Locate all lines with the word "name". Copy them.
>> start
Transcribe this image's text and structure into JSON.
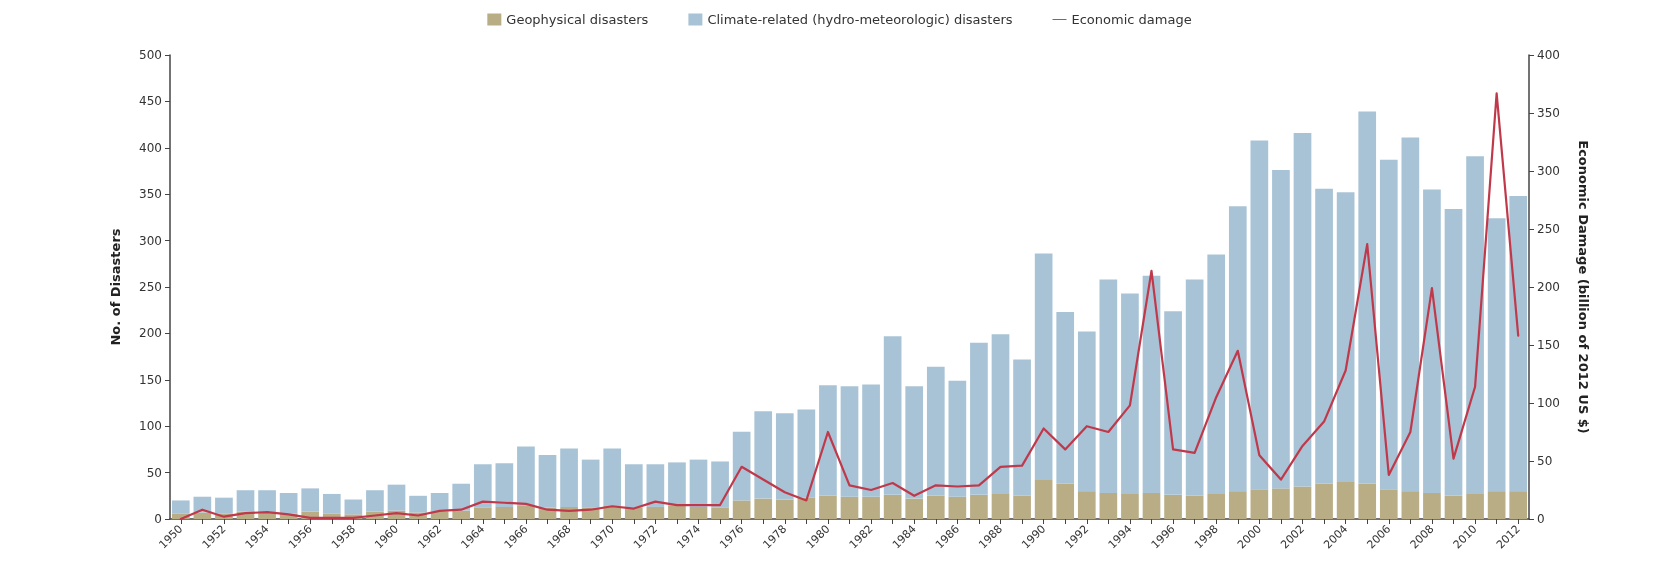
{
  "chart_data": {
    "type": "bar",
    "stacked": true,
    "ylabel": "No. of Disasters",
    "y2label": "Economic Damage (billion of 2012 US $)",
    "categories": [
      "1950",
      null,
      "1952",
      null,
      "1954",
      null,
      "1956",
      null,
      "1958",
      null,
      "1960",
      null,
      "1962",
      null,
      "1964",
      null,
      "1966",
      null,
      "1968",
      null,
      "1970",
      null,
      "1972",
      null,
      "1974",
      null,
      "1976",
      null,
      "1978",
      null,
      "1980",
      null,
      "1982",
      null,
      "1984",
      null,
      "1986",
      null,
      "1988",
      null,
      "1990",
      null,
      "1992",
      null,
      "1994",
      null,
      "1996",
      null,
      "1998",
      null,
      "2000",
      null,
      "2002",
      null,
      "2004",
      null,
      "2006",
      null,
      "2008",
      null,
      "2010",
      null,
      "2012"
    ],
    "series": [
      {
        "name": "Geophysical disasters",
        "color": "#b9ad86",
        "values": [
          6,
          7,
          6,
          8,
          7,
          6,
          8,
          6,
          5,
          8,
          9,
          7,
          8,
          9,
          12,
          13,
          14,
          12,
          13,
          12,
          14,
          12,
          13,
          14,
          13,
          12,
          20,
          22,
          21,
          23,
          25,
          24,
          24,
          26,
          22,
          25,
          24,
          26,
          27,
          25,
          42,
          38,
          30,
          28,
          27,
          28,
          26,
          25,
          27,
          30,
          32,
          33,
          35,
          38,
          40,
          38,
          32,
          30,
          28,
          25,
          27,
          30,
          30
        ]
      },
      {
        "name": "Climate-related (hydro-meteorologic) disasters",
        "color": "#a8c3d6",
        "values": [
          14,
          17,
          17,
          23,
          24,
          22,
          25,
          21,
          16,
          23,
          28,
          18,
          20,
          29,
          47,
          47,
          64,
          57,
          63,
          52,
          62,
          47,
          46,
          47,
          51,
          50,
          74,
          94,
          93,
          95,
          119,
          119,
          121,
          171,
          121,
          139,
          125,
          164,
          172,
          147,
          244,
          185,
          172,
          230,
          216,
          234,
          198,
          233,
          258,
          307,
          376,
          343,
          381,
          318,
          312,
          401,
          355,
          381,
          327,
          309,
          364,
          294,
          318
        ]
      },
      {
        "name": "Economic damage",
        "type": "line",
        "axis": "y2",
        "color": "#c0394b",
        "values": [
          0,
          8,
          2,
          5,
          6,
          4,
          1,
          1,
          1,
          3,
          5,
          3,
          7,
          8,
          15,
          14,
          13,
          8,
          7,
          8,
          11,
          9,
          15,
          12,
          12,
          12,
          45,
          34,
          23,
          16,
          75,
          29,
          25,
          31,
          20,
          29,
          28,
          29,
          45,
          46,
          78,
          60,
          80,
          75,
          98,
          214,
          60,
          57,
          105,
          145,
          55,
          34,
          63,
          84,
          128,
          237,
          38,
          75,
          199,
          52,
          114,
          367,
          158
        ]
      }
    ],
    "ylim": [
      0,
      500
    ],
    "yticks": [
      0,
      50,
      100,
      150,
      200,
      250,
      300,
      350,
      400,
      450,
      500
    ],
    "y2lim": [
      0,
      400
    ],
    "y2ticks": [
      0,
      50,
      100,
      150,
      200,
      250,
      300,
      350,
      400
    ],
    "legend": "top",
    "grid": false,
    "marker": "none",
    "line_style": "solid"
  }
}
>> end
- Reply to the exercise -
        "name": "Geophysical disasters",
        "name": "Climate-related (hydro-meteorologic) disasters",
        "name": "Economic damage",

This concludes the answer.